● Task details
Reply only with how many lines contain the word "JSON".

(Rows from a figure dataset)
********************

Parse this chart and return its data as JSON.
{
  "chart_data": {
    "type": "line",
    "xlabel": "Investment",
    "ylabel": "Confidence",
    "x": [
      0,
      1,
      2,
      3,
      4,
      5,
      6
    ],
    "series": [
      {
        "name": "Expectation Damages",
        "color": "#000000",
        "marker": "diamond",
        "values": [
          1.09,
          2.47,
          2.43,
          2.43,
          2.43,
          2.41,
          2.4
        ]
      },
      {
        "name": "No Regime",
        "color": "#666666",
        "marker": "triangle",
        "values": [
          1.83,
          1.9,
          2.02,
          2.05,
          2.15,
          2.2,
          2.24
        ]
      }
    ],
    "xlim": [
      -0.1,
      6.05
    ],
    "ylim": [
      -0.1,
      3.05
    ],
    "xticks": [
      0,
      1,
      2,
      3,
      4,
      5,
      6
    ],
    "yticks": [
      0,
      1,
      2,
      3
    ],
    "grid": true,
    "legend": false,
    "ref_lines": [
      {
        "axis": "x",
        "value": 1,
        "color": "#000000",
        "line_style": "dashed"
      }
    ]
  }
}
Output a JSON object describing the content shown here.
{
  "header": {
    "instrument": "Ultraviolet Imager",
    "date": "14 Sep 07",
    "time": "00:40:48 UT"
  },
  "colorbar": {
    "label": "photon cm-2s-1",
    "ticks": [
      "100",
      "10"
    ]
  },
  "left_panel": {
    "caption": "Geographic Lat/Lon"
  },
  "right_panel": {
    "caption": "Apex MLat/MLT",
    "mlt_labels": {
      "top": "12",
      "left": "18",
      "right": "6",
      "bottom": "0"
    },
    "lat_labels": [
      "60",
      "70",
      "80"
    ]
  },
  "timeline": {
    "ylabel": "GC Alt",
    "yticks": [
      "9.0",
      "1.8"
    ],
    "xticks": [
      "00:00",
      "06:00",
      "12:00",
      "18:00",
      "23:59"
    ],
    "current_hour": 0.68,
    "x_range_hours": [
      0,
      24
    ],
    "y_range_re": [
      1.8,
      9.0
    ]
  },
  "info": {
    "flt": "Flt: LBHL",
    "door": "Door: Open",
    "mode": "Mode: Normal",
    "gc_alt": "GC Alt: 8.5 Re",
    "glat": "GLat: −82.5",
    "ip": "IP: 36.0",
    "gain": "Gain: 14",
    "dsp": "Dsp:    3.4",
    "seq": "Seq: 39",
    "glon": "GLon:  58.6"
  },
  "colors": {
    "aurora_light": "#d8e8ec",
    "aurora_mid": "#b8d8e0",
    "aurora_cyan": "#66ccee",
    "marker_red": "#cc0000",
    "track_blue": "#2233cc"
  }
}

********************

● Reply
2